**** Supplied material

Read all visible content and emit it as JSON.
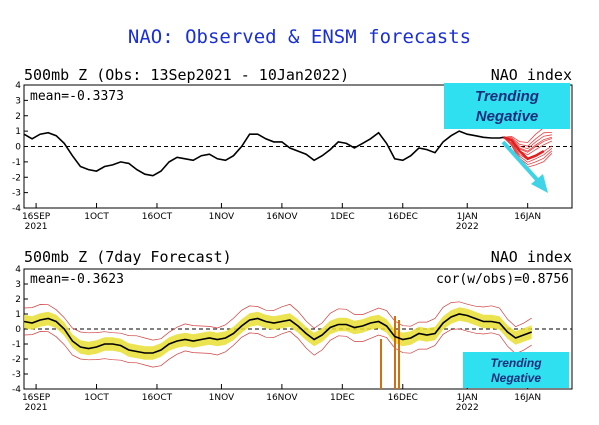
{
  "page_title": "NAO: Observed & ENSM forecasts",
  "colors": {
    "title": "#1a2fd6",
    "callout_bg": "#2ee0f0",
    "callout_text": "#1a2d7a",
    "arrow": "#3fd3e8",
    "ensemble": "#e02020",
    "spread": "#e8de30",
    "spike": "#d07010"
  },
  "chart_data": [
    {
      "type": "line",
      "title": "500mb Z (Obs: 13Sep2021 - 10Jan2022)",
      "index_label": "NAO index",
      "stat_label": "mean=-0.3373",
      "ylim": [
        -4,
        4
      ],
      "yticks": [
        "4",
        "3",
        "2",
        "1",
        "0",
        "-1",
        "-2",
        "-3",
        "-4"
      ],
      "xticks": [
        {
          "label": "16SEP",
          "sub": "2021",
          "day": 3
        },
        {
          "label": "1OCT",
          "sub": "",
          "day": 18
        },
        {
          "label": "16OCT",
          "sub": "",
          "day": 33
        },
        {
          "label": "1NOV",
          "sub": "",
          "day": 49
        },
        {
          "label": "16NOV",
          "sub": "",
          "day": 64
        },
        {
          "label": "1DEC",
          "sub": "",
          "day": 79
        },
        {
          "label": "16DEC",
          "sub": "",
          "day": 94
        },
        {
          "label": "1JAN",
          "sub": "2022",
          "day": 110
        },
        {
          "label": "16JAN",
          "sub": "",
          "day": 125
        }
      ],
      "xdomain": [
        0,
        136
      ],
      "series": [
        {
          "role": "observed",
          "x": [
            0,
            2,
            4,
            6,
            8,
            10,
            12,
            14,
            16,
            18,
            20,
            22,
            24,
            26,
            28,
            30,
            32,
            34,
            36,
            38,
            40,
            42,
            44,
            46,
            48,
            50,
            52,
            54,
            56,
            58,
            60,
            62,
            64,
            66,
            68,
            70,
            72,
            74,
            76,
            78,
            80,
            82,
            84,
            86,
            88,
            90,
            92,
            94,
            96,
            98,
            100,
            102,
            104,
            106,
            108,
            110,
            112,
            114,
            116,
            118,
            119
          ],
          "y": [
            0.8,
            0.5,
            0.8,
            0.9,
            0.7,
            0.2,
            -0.6,
            -1.3,
            -1.5,
            -1.6,
            -1.3,
            -1.2,
            -1.0,
            -1.1,
            -1.5,
            -1.8,
            -1.9,
            -1.6,
            -1.0,
            -0.7,
            -0.8,
            -0.9,
            -0.6,
            -0.5,
            -0.8,
            -0.9,
            -0.6,
            0.0,
            0.8,
            0.8,
            0.5,
            0.3,
            0.3,
            -0.1,
            -0.3,
            -0.5,
            -0.9,
            -0.6,
            -0.2,
            0.3,
            0.2,
            -0.1,
            0.2,
            0.5,
            0.9,
            0.2,
            -0.8,
            -0.9,
            -0.6,
            -0.1,
            -0.2,
            -0.4,
            0.3,
            0.7,
            1.0,
            0.8,
            0.7,
            0.6,
            0.55,
            0.55,
            0.6
          ]
        },
        {
          "role": "ensemble_mean",
          "x": [
            119,
            121,
            123,
            125,
            127,
            129
          ],
          "y": [
            0.6,
            0.4,
            -0.3,
            -0.8,
            -0.6,
            -0.3
          ]
        }
      ],
      "annotation": {
        "line1": "Trending",
        "line2": "Negative"
      }
    },
    {
      "type": "line",
      "title": "500mb Z (7day Forecast)",
      "index_label": "NAO index",
      "stat_label": "mean=-0.3623",
      "stat_label_right": "cor(w/obs)=0.8756",
      "ylim": [
        -4,
        4
      ],
      "yticks": [
        "4",
        "3",
        "2",
        "1",
        "0",
        "-1",
        "-2",
        "-3",
        "-4"
      ],
      "xticks": [
        {
          "label": "16SEP",
          "sub": "2021",
          "day": 3
        },
        {
          "label": "1OCT",
          "sub": "",
          "day": 18
        },
        {
          "label": "16OCT",
          "sub": "",
          "day": 33
        },
        {
          "label": "1NOV",
          "sub": "",
          "day": 49
        },
        {
          "label": "16NOV",
          "sub": "",
          "day": 64
        },
        {
          "label": "1DEC",
          "sub": "",
          "day": 79
        },
        {
          "label": "16DEC",
          "sub": "",
          "day": 94
        },
        {
          "label": "1JAN",
          "sub": "2022",
          "day": 110
        },
        {
          "label": "16JAN",
          "sub": "",
          "day": 125
        }
      ],
      "xdomain": [
        0,
        136
      ],
      "series": [
        {
          "role": "forecast_mean",
          "x": [
            0,
            2,
            4,
            6,
            8,
            10,
            12,
            14,
            16,
            18,
            20,
            22,
            24,
            26,
            28,
            30,
            32,
            34,
            36,
            38,
            40,
            42,
            44,
            46,
            48,
            50,
            52,
            54,
            56,
            58,
            60,
            62,
            64,
            66,
            68,
            70,
            72,
            74,
            76,
            78,
            80,
            82,
            84,
            86,
            88,
            90,
            92,
            94,
            96,
            98,
            100,
            102,
            104,
            106,
            108,
            110,
            112,
            114,
            116,
            118,
            120,
            122,
            124,
            126
          ],
          "y": [
            0.5,
            0.4,
            0.6,
            0.7,
            0.5,
            0.0,
            -0.8,
            -1.2,
            -1.3,
            -1.2,
            -1.0,
            -1.0,
            -1.1,
            -1.4,
            -1.5,
            -1.6,
            -1.6,
            -1.4,
            -1.0,
            -0.8,
            -0.7,
            -0.8,
            -0.7,
            -0.6,
            -0.7,
            -0.6,
            -0.3,
            0.2,
            0.6,
            0.7,
            0.5,
            0.4,
            0.5,
            0.6,
            0.2,
            -0.3,
            -0.7,
            -0.4,
            0.1,
            0.3,
            0.3,
            0.1,
            0.2,
            0.4,
            0.5,
            0.2,
            -0.5,
            -0.7,
            -0.6,
            -0.3,
            -0.4,
            -0.3,
            0.4,
            0.8,
            1.0,
            0.9,
            0.7,
            0.5,
            0.5,
            0.4,
            -0.2,
            -0.6,
            -0.4,
            -0.2
          ]
        }
      ],
      "annotation": {
        "line1": "Trending",
        "line2": "Negative"
      }
    }
  ]
}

********

◆ **The request**: Retype every entry verbatim and exclude the pictures from the copy.

◆ **Solution for this problem**:
Read all visible content and emit it as JSON.
{
  "page_title": "NAO: Observed & ENSM forecasts",
  "colors": {
    "title": "#1a2fd6",
    "callout_bg": "#2ee0f0",
    "callout_text": "#1a2d7a",
    "arrow": "#3fd3e8",
    "ensemble": "#e02020",
    "spread": "#e8de30",
    "spike": "#d07010"
  },
  "chart_data": [
    {
      "type": "line",
      "title": "500mb Z (Obs: 13Sep2021 - 10Jan2022)",
      "index_label": "NAO index",
      "stat_label": "mean=-0.3373",
      "ylim": [
        -4,
        4
      ],
      "yticks": [
        "4",
        "3",
        "2",
        "1",
        "0",
        "-1",
        "-2",
        "-3",
        "-4"
      ],
      "xticks": [
        {
          "label": "16SEP",
          "sub": "2021",
          "day": 3
        },
        {
          "label": "1OCT",
          "sub": "",
          "day": 18
        },
        {
          "label": "16OCT",
          "sub": "",
          "day": 33
        },
        {
          "label": "1NOV",
          "sub": "",
          "day": 49
        },
        {
          "label": "16NOV",
          "sub": "",
          "day": 64
        },
        {
          "label": "1DEC",
          "sub": "",
          "day": 79
        },
        {
          "label": "16DEC",
          "sub": "",
          "day": 94
        },
        {
          "label": "1JAN",
          "sub": "2022",
          "day": 110
        },
        {
          "label": "16JAN",
          "sub": "",
          "day": 125
        }
      ],
      "xdomain": [
        0,
        136
      ],
      "series": [
        {
          "role": "observed",
          "x": [
            0,
            2,
            4,
            6,
            8,
            10,
            12,
            14,
            16,
            18,
            20,
            22,
            24,
            26,
            28,
            30,
            32,
            34,
            36,
            38,
            40,
            42,
            44,
            46,
            48,
            50,
            52,
            54,
            56,
            58,
            60,
            62,
            64,
            66,
            68,
            70,
            72,
            74,
            76,
            78,
            80,
            82,
            84,
            86,
            88,
            90,
            92,
            94,
            96,
            98,
            100,
            102,
            104,
            106,
            108,
            110,
            112,
            114,
            116,
            118,
            119
          ],
          "y": [
            0.8,
            0.5,
            0.8,
            0.9,
            0.7,
            0.2,
            -0.6,
            -1.3,
            -1.5,
            -1.6,
            -1.3,
            -1.2,
            -1.0,
            -1.1,
            -1.5,
            -1.8,
            -1.9,
            -1.6,
            -1.0,
            -0.7,
            -0.8,
            -0.9,
            -0.6,
            -0.5,
            -0.8,
            -0.9,
            -0.6,
            0.0,
            0.8,
            0.8,
            0.5,
            0.3,
            0.3,
            -0.1,
            -0.3,
            -0.5,
            -0.9,
            -0.6,
            -0.2,
            0.3,
            0.2,
            -0.1,
            0.2,
            0.5,
            0.9,
            0.2,
            -0.8,
            -0.9,
            -0.6,
            -0.1,
            -0.2,
            -0.4,
            0.3,
            0.7,
            1.0,
            0.8,
            0.7,
            0.6,
            0.55,
            0.55,
            0.6
          ]
        },
        {
          "role": "ensemble_mean",
          "x": [
            119,
            121,
            123,
            125,
            127,
            129
          ],
          "y": [
            0.6,
            0.4,
            -0.3,
            -0.8,
            -0.6,
            -0.3
          ]
        }
      ],
      "annotation": {
        "line1": "Trending",
        "line2": "Negative"
      }
    },
    {
      "type": "line",
      "title": "500mb Z (7day Forecast)",
      "index_label": "NAO index",
      "stat_label": "mean=-0.3623",
      "stat_label_right": "cor(w/obs)=0.8756",
      "ylim": [
        -4,
        4
      ],
      "yticks": [
        "4",
        "3",
        "2",
        "1",
        "0",
        "-1",
        "-2",
        "-3",
        "-4"
      ],
      "xticks": [
        {
          "label": "16SEP",
          "sub": "2021",
          "day": 3
        },
        {
          "label": "1OCT",
          "sub": "",
          "day": 18
        },
        {
          "label": "16OCT",
          "sub": "",
          "day": 33
        },
        {
          "label": "1NOV",
          "sub": "",
          "day": 49
        },
        {
          "label": "16NOV",
          "sub": "",
          "day": 64
        },
        {
          "label": "1DEC",
          "sub": "",
          "day": 79
        },
        {
          "label": "16DEC",
          "sub": "",
          "day": 94
        },
        {
          "label": "1JAN",
          "sub": "2022",
          "day": 110
        },
        {
          "label": "16JAN",
          "sub": "",
          "day": 125
        }
      ],
      "xdomain": [
        0,
        136
      ],
      "series": [
        {
          "role": "forecast_mean",
          "x": [
            0,
            2,
            4,
            6,
            8,
            10,
            12,
            14,
            16,
            18,
            20,
            22,
            24,
            26,
            28,
            30,
            32,
            34,
            36,
            38,
            40,
            42,
            44,
            46,
            48,
            50,
            52,
            54,
            56,
            58,
            60,
            62,
            64,
            66,
            68,
            70,
            72,
            74,
            76,
            78,
            80,
            82,
            84,
            86,
            88,
            90,
            92,
            94,
            96,
            98,
            100,
            102,
            104,
            106,
            108,
            110,
            112,
            114,
            116,
            118,
            120,
            122,
            124,
            126
          ],
          "y": [
            0.5,
            0.4,
            0.6,
            0.7,
            0.5,
            0.0,
            -0.8,
            -1.2,
            -1.3,
            -1.2,
            -1.0,
            -1.0,
            -1.1,
            -1.4,
            -1.5,
            -1.6,
            -1.6,
            -1.4,
            -1.0,
            -0.8,
            -0.7,
            -0.8,
            -0.7,
            -0.6,
            -0.7,
            -0.6,
            -0.3,
            0.2,
            0.6,
            0.7,
            0.5,
            0.4,
            0.5,
            0.6,
            0.2,
            -0.3,
            -0.7,
            -0.4,
            0.1,
            0.3,
            0.3,
            0.1,
            0.2,
            0.4,
            0.5,
            0.2,
            -0.5,
            -0.7,
            -0.6,
            -0.3,
            -0.4,
            -0.3,
            0.4,
            0.8,
            1.0,
            0.9,
            0.7,
            0.5,
            0.5,
            0.4,
            -0.2,
            -0.6,
            -0.4,
            -0.2
          ]
        }
      ],
      "annotation": {
        "line1": "Trending",
        "line2": "Negative"
      }
    }
  ]
}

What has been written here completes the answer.